• **The input**:
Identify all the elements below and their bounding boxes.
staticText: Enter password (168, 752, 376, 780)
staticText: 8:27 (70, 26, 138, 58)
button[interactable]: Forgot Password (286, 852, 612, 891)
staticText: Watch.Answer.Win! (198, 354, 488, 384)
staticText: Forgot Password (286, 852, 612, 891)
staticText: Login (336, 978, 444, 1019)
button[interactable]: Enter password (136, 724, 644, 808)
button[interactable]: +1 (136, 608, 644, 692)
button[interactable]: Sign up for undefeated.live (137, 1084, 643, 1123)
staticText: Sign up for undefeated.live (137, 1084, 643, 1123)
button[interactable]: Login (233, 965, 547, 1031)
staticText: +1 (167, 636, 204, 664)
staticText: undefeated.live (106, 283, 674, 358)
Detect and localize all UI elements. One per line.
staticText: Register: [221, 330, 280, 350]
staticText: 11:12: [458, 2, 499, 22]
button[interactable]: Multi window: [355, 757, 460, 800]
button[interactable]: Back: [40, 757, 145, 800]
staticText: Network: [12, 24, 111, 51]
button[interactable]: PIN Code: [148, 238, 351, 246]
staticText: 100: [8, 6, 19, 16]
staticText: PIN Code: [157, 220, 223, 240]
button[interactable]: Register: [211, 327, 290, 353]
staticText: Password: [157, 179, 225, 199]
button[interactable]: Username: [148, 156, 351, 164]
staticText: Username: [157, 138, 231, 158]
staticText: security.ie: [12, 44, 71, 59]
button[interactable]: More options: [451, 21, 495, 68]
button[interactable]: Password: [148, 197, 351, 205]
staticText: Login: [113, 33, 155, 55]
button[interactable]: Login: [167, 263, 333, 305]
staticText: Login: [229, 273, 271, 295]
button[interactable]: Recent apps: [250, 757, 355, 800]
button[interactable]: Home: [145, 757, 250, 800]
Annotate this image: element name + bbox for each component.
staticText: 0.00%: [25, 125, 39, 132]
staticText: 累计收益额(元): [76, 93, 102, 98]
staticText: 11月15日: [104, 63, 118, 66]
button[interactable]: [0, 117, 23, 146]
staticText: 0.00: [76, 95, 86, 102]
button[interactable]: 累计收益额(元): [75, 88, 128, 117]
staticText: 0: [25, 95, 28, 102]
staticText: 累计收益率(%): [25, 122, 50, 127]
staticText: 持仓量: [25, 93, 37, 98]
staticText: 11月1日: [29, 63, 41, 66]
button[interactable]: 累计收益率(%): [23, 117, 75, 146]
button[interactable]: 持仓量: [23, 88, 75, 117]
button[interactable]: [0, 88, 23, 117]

• **What needs to be done**:
Put each line of the rows above into a JSON list of strings, one string per line, leaving out blank lines.

• **Reply**:
[
  "Identify all the elements below and their bounding boxes.",
  "staticText: Enter password (168, 752, 376, 780)",
  "staticText: 8:27 (70, 26, 138, 58)",
  "button[interactable]: Forgot Password (286, 852, 612, 891)",
  "staticText: Watch.Answer.Win! (198, 354, 488, 384)",
  "staticText: Forgot Password (286, 852, 612, 891)",
  "staticText: Login (336, 978, 444, 1019)",
  "button[interactable]: Enter password (136, 724, 644, 808)",
  "button[interactable]: +1 (136, 608, 644, 692)",
  "button[interactable]: Sign up for undefeated.live (137, 1084, 643, 1123)",
  "staticText: Sign up for undefeated.live (137, 1084, 643, 1123)",
  "button[interactable]: Login (233, 965, 547, 1031)",
  "staticText: +1 (167, 636, 204, 664)",
  "staticText: undefeated.live (106, 283, 674, 358)",
  "Detect and localize all UI elements. One per line.",
  "staticText: Register: [221, 330, 280, 350]",
  "staticText: 11:12: [458, 2, 499, 22]",
  "button[interactable]: Multi window: [355, 757, 460, 800]",
  "button[interactable]: Back: [40, 757, 145, 800]",
  "staticText: Network: [12, 24, 111, 51]",
  "button[interactable]: PIN Code: [148, 238, 351, 246]",
  "staticText: 100: [8, 6, 19, 16]",
  "staticText: PIN Code: [157, 220, 223, 240]",
  "button[interactable]: Register: [211, 327, 290, 353]",
  "staticText: Password: [157, 179, 225, 199]",
  "button[interactable]: Username: [148, 156, 351, 164]",
  "staticText: Username: [157, 138, 231, 158]",
  "staticText: security.ie: [12, 44, 71, 59]",
  "button[interactable]: More options: [451, 21, 495, 68]",
  "button[interactable]: Password: [148, 197, 351, 205]",
  "staticText: Login: [113, 33, 155, 55]",
  "button[interactable]: Login: [167, 263, 333, 305]",
  "staticText: Login: [229, 273, 271, 295]",
  "button[interactable]: Recent apps: [250, 757, 355, 800]",
  "button[interactable]: Home: [145, 757, 250, 800]",
  "Annotate this image: element name + bbox for each component.",
  "staticText: 0.00%: [25, 125, 39, 132]",
  "staticText: 累计收益额(元): [76, 93, 102, 98]",
  "staticText: 11月15日: [104, 63, 118, 66]",
  "button[interactable]: [0, 117, 23, 146]",
  "staticText: 0.00: [76, 95, 86, 102]",
  "button[interactable]: 累计收益额(元): [75, 88, 128, 117]",
  "staticText: 0: [25, 95, 28, 102]",
  "staticText: 累计收益率(%): [25, 122, 50, 127]",
  "staticText: 持仓量: [25, 93, 37, 98]",
  "staticText: 11月1日: [29, 63, 41, 66]",
  "button[interactable]: 累计收益率(%): [23, 117, 75, 146]",
  "button[interactable]: 持仓量: [23, 88, 75, 117]",
  "button[interactable]: [0, 88, 23, 117]"
]